— Input rows —
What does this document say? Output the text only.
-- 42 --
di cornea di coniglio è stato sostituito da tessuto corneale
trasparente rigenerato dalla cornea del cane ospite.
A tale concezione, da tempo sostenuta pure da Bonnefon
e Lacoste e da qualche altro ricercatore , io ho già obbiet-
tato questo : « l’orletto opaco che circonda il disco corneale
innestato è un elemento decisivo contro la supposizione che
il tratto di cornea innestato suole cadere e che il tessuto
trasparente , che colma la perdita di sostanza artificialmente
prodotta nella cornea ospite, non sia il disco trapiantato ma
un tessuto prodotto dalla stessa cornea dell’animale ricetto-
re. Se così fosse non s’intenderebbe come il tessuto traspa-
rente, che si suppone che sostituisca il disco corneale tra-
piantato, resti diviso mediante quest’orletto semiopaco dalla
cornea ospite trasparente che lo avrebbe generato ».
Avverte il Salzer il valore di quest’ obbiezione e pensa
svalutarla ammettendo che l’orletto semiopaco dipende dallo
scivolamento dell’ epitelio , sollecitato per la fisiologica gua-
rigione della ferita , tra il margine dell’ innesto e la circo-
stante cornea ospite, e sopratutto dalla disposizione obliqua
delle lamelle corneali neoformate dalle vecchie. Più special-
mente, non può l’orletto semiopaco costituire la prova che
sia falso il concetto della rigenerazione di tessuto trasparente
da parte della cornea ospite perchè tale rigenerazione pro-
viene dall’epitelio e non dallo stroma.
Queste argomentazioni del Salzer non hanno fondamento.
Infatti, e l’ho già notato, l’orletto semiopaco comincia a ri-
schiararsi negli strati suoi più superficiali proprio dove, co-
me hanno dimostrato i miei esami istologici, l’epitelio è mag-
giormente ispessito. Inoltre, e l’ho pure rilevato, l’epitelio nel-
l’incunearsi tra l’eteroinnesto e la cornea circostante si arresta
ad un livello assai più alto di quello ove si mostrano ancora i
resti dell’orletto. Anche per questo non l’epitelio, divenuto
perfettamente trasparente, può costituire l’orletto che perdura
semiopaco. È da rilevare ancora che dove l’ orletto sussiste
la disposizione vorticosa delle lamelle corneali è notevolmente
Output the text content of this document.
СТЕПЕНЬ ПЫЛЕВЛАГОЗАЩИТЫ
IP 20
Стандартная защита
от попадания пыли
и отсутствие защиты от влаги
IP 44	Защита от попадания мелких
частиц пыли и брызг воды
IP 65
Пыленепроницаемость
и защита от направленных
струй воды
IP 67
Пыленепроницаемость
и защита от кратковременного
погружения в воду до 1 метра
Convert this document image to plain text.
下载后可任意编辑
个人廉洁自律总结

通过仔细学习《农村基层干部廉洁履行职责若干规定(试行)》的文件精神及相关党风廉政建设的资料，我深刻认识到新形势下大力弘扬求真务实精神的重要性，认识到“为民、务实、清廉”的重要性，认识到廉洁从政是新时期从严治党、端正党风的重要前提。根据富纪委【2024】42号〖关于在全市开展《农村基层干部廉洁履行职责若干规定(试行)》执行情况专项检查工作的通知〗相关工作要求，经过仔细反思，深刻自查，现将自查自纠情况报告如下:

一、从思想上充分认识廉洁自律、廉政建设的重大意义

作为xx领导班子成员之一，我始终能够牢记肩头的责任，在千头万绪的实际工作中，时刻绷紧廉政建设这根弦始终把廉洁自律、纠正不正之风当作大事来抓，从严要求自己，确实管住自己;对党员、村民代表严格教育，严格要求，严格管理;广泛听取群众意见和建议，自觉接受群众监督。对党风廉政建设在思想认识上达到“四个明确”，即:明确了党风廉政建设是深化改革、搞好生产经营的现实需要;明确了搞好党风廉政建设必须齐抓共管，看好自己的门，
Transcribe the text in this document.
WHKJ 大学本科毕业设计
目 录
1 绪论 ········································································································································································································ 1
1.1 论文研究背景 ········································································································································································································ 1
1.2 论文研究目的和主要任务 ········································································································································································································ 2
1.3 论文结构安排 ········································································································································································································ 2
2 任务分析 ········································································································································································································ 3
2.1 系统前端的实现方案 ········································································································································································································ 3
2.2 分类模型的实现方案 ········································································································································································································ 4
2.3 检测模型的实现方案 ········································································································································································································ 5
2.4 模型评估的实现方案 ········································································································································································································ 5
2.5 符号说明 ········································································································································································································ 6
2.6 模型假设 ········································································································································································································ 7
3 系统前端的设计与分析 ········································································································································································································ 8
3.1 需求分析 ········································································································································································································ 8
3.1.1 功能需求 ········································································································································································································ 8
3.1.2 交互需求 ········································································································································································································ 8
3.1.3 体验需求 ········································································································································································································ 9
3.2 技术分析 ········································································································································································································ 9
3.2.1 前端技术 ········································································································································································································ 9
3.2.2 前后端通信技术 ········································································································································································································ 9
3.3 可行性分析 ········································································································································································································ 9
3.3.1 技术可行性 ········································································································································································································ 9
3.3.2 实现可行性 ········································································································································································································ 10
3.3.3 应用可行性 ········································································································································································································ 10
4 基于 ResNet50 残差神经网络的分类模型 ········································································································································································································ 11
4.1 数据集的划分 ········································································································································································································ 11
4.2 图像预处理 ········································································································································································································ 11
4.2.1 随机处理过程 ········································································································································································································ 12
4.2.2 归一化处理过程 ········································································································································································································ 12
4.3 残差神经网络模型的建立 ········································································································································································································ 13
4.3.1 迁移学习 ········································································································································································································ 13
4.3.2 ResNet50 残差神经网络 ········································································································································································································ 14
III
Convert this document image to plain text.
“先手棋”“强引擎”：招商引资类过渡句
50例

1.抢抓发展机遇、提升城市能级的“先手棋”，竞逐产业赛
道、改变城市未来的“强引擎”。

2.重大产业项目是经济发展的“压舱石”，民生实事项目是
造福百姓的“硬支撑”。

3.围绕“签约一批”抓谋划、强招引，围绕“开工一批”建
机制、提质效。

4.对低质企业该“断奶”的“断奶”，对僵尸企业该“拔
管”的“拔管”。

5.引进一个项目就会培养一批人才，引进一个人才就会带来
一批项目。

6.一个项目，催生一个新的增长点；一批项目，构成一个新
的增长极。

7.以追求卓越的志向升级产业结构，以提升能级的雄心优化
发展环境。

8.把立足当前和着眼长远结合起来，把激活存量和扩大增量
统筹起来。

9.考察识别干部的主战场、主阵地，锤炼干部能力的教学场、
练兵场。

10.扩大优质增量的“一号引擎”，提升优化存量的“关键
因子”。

— Set exercise —
Copy every line of the listing where the word "пыли" appears.

— Reply to the exercise —
от попадания пыли
частиц пыли и брызг воды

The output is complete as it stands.